Records from a data collection
>>>

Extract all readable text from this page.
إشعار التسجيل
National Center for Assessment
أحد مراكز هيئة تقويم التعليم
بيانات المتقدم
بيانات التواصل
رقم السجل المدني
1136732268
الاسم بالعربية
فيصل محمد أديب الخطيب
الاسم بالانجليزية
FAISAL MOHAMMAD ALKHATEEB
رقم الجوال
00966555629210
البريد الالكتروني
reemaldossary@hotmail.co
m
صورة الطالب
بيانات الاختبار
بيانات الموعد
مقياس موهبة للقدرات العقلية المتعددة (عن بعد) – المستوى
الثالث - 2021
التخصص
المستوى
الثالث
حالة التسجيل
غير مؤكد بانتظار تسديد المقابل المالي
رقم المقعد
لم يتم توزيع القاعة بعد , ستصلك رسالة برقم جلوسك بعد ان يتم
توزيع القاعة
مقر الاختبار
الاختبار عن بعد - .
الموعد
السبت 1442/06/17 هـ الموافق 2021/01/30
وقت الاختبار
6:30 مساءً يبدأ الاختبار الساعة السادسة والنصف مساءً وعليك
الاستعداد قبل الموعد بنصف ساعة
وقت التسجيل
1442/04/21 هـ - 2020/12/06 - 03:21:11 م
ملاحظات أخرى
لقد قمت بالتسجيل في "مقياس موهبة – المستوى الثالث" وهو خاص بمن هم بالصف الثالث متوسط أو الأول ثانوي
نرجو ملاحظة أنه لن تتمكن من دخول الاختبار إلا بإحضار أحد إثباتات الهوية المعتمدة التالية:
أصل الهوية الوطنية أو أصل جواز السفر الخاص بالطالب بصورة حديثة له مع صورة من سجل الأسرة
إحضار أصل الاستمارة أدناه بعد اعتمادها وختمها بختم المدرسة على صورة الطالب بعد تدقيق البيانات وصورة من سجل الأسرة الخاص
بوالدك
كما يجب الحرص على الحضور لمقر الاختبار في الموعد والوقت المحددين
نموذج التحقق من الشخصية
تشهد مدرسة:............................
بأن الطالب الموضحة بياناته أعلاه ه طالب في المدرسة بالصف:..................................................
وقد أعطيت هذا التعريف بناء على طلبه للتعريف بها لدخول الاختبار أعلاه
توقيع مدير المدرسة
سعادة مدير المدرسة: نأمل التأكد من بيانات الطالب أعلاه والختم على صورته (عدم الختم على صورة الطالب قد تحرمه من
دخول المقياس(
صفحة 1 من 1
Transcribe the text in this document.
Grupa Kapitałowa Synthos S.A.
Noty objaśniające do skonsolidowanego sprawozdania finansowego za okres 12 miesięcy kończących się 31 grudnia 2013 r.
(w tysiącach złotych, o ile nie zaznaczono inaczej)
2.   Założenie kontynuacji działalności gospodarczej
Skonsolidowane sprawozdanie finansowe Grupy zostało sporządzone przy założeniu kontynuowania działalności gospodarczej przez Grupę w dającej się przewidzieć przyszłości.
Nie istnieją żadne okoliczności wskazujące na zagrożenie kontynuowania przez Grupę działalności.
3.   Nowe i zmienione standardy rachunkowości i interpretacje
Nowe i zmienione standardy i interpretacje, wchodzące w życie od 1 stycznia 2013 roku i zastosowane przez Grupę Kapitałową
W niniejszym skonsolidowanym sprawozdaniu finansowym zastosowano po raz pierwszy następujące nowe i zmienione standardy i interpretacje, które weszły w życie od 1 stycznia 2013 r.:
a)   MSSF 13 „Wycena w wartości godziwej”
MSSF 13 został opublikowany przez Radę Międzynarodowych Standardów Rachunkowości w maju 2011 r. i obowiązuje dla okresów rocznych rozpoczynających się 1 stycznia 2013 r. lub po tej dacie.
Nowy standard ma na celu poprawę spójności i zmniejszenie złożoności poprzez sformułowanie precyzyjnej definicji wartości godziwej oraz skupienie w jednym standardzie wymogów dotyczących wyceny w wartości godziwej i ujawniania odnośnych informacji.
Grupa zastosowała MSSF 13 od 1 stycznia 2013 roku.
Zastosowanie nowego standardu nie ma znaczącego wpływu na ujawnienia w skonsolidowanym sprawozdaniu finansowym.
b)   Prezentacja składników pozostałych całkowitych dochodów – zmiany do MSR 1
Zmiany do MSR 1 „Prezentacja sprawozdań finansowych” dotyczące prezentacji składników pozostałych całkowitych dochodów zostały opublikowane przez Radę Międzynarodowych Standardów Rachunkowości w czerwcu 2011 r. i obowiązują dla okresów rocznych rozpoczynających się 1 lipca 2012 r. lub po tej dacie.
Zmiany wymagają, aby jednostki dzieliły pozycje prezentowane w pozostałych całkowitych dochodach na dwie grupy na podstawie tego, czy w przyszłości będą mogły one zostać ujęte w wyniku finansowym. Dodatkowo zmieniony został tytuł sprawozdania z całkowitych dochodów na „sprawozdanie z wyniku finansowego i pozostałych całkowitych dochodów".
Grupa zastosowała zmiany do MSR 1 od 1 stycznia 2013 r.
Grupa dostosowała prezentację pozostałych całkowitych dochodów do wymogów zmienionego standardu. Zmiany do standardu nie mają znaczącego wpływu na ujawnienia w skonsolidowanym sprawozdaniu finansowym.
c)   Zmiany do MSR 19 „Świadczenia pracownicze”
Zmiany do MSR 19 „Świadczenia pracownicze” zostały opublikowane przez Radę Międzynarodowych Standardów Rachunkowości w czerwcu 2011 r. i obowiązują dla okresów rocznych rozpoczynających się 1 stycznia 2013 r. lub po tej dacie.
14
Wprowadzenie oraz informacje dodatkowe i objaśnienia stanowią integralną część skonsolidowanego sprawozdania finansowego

<<<

● **Task instructions**: Using the listing, say how many lines include the word "Grupę", and add nothing else.

● **Solution to this exercise**: 3